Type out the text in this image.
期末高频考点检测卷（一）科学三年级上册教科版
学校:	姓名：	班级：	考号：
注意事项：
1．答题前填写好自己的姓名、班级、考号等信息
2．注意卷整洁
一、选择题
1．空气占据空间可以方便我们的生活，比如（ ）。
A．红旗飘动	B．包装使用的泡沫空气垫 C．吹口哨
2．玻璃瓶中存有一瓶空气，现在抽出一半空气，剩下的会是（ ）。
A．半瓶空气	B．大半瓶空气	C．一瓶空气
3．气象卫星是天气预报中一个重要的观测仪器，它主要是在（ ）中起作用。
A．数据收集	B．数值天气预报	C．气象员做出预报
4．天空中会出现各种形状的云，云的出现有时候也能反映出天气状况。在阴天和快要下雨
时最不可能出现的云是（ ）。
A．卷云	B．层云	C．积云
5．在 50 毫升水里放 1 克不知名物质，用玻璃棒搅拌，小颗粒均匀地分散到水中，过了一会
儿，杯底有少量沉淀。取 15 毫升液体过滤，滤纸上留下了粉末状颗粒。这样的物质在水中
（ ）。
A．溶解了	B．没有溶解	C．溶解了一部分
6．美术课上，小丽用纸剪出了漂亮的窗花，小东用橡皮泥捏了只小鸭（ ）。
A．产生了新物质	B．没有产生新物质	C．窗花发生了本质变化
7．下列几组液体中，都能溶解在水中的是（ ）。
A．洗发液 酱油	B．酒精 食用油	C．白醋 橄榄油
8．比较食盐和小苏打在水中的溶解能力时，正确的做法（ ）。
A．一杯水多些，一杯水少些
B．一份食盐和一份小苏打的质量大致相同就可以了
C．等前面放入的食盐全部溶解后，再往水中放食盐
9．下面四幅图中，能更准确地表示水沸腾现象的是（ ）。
________
» **SHORT PROBLEM**:
Each record above should be returned exactly as it appears.

» **RESULT FOR THIS TASK**:
Type out the text in this image.
期末高频考点检测卷（一）科学三年级上册教科版
学校:	姓名：	班级：	考号：
注意事项：
1．答题前填写好自己的姓名、班级、考号等信息
2．注意卷整洁
一、选择题
1．空气占据空间可以方便我们的生活，比如（ ）。
A．红旗飘动	B．包装使用的泡沫空气垫 C．吹口哨
2．玻璃瓶中存有一瓶空气，现在抽出一半空气，剩下的会是（ ）。
A．半瓶空气	B．大半瓶空气	C．一瓶空气
3．气象卫星是天气预报中一个重要的观测仪器，它主要是在（ ）中起作用。
A．数据收集	B．数值天气预报	C．气象员做出预报
4．天空中会出现各种形状的云，云的出现有时候也能反映出天气状况。在阴天和快要下雨
时最不可能出现的云是（ ）。
A．卷云	B．层云	C．积云
5．在 50 毫升水里放 1 克不知名物质，用玻璃棒搅拌，小颗粒均匀地分散到水中，过了一会
儿，杯底有少量沉淀。取 15 毫升液体过滤，滤纸上留下了粉末状颗粒。这样的物质在水中
（ ）。
A．溶解了	B．没有溶解	C．溶解了一部分
6．美术课上，小丽用纸剪出了漂亮的窗花，小东用橡皮泥捏了只小鸭（ ）。
A．产生了新物质	B．没有产生新物质	C．窗花发生了本质变化
7．下列几组液体中，都能溶解在水中的是（ ）。
A．洗发液 酱油	B．酒精 食用油	C．白醋 橄榄油
8．比较食盐和小苏打在水中的溶解能力时，正确的做法（ ）。
A．一杯水多些，一杯水少些
B．一份食盐和一份小苏打的质量大致相同就可以了
C．等前面放入的食盐全部溶解后，再往水中放食盐
9．下面四幅图中，能更准确地表示水沸腾现象的是（ ）。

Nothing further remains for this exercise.